## [PROVIDED INFORMATION]
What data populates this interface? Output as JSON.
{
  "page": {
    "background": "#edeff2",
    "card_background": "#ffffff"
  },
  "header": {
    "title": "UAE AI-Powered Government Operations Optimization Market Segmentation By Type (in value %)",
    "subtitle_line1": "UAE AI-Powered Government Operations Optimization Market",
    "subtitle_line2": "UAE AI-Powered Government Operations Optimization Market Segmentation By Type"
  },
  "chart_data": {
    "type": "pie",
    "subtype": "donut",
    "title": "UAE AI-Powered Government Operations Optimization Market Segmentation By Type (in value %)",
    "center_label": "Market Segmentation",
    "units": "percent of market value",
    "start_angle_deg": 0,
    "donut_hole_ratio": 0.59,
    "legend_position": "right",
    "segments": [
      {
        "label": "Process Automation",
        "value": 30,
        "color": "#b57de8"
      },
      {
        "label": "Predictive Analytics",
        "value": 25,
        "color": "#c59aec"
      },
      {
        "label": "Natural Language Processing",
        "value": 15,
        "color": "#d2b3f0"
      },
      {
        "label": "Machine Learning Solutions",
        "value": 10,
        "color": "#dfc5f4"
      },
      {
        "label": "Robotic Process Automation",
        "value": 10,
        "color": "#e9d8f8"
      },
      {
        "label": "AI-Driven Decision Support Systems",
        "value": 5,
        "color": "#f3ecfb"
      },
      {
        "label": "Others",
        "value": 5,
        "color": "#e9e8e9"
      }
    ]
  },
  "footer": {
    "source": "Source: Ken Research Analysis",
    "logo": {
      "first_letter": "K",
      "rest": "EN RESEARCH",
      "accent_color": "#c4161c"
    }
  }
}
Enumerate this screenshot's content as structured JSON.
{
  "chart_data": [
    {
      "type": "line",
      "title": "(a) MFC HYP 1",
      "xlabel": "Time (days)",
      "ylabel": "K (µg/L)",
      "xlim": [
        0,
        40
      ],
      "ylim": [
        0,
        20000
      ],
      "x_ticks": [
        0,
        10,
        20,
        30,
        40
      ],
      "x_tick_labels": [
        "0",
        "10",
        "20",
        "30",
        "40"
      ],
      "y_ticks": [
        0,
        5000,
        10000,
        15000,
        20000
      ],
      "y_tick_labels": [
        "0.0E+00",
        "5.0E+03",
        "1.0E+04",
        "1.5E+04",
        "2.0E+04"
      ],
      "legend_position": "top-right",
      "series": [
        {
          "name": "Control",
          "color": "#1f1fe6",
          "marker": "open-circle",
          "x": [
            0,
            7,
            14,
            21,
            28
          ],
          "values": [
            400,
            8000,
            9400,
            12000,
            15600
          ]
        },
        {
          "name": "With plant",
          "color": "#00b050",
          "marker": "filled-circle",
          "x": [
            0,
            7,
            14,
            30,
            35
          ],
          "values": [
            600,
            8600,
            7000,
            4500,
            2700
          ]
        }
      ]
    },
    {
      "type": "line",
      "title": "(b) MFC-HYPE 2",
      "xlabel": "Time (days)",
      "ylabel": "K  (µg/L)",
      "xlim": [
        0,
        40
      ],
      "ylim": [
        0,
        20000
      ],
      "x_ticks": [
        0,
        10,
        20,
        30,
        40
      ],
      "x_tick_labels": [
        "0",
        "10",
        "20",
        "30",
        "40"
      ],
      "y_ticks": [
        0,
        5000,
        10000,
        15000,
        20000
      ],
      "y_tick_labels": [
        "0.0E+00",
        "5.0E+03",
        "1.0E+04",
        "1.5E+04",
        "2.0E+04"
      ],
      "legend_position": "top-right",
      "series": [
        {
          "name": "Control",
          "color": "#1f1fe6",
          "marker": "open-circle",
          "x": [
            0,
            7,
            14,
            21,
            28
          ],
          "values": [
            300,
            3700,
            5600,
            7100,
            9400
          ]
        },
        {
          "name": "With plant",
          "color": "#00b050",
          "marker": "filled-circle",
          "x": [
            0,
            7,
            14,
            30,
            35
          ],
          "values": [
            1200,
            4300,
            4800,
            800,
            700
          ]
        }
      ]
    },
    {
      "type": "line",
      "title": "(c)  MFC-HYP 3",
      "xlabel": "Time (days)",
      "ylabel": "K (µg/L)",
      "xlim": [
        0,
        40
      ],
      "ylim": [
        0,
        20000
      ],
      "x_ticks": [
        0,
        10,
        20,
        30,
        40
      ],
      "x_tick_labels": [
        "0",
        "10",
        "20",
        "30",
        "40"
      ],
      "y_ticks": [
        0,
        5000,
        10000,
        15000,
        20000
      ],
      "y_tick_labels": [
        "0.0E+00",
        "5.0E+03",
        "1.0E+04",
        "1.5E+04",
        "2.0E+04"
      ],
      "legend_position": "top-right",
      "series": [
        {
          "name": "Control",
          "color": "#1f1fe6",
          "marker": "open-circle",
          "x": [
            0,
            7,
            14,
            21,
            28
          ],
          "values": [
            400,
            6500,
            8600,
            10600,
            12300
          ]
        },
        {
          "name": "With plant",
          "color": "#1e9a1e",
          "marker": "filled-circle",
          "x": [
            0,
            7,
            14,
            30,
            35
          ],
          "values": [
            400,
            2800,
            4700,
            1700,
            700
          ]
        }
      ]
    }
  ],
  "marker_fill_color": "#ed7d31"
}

## [REQUIRED TASK]
The records are above. How many lines in them contain the word "Optimization"? Give the number alone.

## [THE REPLY]
4